Today, CureDuchenne Ventures is pleased to share that we made a research investment into Code BioTherapeutics and their next-generation gene therapy platform. This is a promising technology aimed at overcoming the current limitations of gene therapy, an important strategic focus of ours.
Beyond our enthusiasm for the science (outlined below), we also wanted to convey how this opportunity is representative of the work CureDuchenne Ventures has been doing to foster and enable a robust Duchenne drug development pipeline. We have been busy; in the last 5 years we have made 15 impact investments, putting over $11M into early Duchenne research.
While each investment is different in its own way, what distinguishes CureDuchenne Ventures is that we are willing to consider Duchenne opportunities when they are at their earliest and riskiest — when the idea is there but not necessarily all the data. For the most promising of the opportunities we see, CureDuchenne Ventures’ job is to take on that risk for the sake of the Duchenne community. Therefore, our money goes where traditional investment capital does not easily flow, aiming to allow the work to get to a stage where large funders like venture capital firms and pharmaceutical companies will invest the hundreds of millions of dollars to fund the full drug development programs.
As always, our main purpose is to maintain the heightened pace of transformative investigation into therapies addressing all of Duchenne. One powerful way to do this is to deploy our ability to find promising research such as Code’s founding science, think critically about how that could be applied to Duchenne, and lend our expertise in designing the right types of experiments. In working with the Code founders early on, we did just that, and were able to collaboratively develop a path for Duchenne which encouraged them to make Duchenne a leading target.

— Entries supplied —
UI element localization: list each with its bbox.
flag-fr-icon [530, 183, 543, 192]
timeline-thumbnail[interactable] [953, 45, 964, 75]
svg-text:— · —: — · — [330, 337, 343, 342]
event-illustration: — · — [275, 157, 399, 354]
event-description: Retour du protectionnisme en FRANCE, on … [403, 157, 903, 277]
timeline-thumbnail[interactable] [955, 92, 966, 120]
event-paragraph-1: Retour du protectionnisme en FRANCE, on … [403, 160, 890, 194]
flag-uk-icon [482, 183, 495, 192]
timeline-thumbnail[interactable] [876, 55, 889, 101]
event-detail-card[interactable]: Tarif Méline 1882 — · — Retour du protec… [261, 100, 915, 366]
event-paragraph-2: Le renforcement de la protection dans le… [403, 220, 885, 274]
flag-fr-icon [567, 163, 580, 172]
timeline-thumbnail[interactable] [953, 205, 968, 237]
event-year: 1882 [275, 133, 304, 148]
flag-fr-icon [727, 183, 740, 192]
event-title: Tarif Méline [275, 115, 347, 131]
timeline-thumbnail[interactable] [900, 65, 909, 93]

— Tasks to complete —
A. From the passage on CureDuchenne Ventures' investment in Code BioTherapeutics, list every figure written in digits, each with the words it counts.
B. Go on with the passage on CureDuchenne Ventures' investment in Code BioTherapeutics, starting right after its final sentence.

— Answers by task —
A.
- 5 years
- 15 impact investments
- over $11M put into early Duchenne research

B.
CureDuchenne has long believed in the promise of gene therapy, and in fact have made several investments to facilitate gene therapy and gene editing in Duchenne.
Today, by joining together with a group of other investors, CureDuchenne Ventures leverages the other funding support and development of this early science, and lends focused application to Duchenne, in order to overcome complex challenges in dystrophin gene therapy.
While we are hopeful that Duchenne gene therapies currently in clinical trials will be successful, we are also already thinking ahead to how we can improve upon the limitations of the current approaches to make dystrophin gene therapy more effective and more available for a larger community of individuals. This is an important strategic focus of CureDuchenne Ventures, evidenced already by our investments in 4D Molecular Therapeutics (4DMT), Chameleon Biosciences, and Myosana Therapeutics. Therefore, we are excited for all the ways Code’s technology might address those needs.
Code’s technology would not use a virus to get the gene inside of cells, but rather is a proprietary synthetic DNA-based vector platform, called 3DNA®, which has the potential to deliver genes of all sizes to multiple cell types as a re-dosable therapy. Code’s work is still early, but there are a lot of promising aspects to their approach if they are successful.
- Since this is gene therapy, Code’s approach could work for anyone with Duchenne, no matter what mutation they have.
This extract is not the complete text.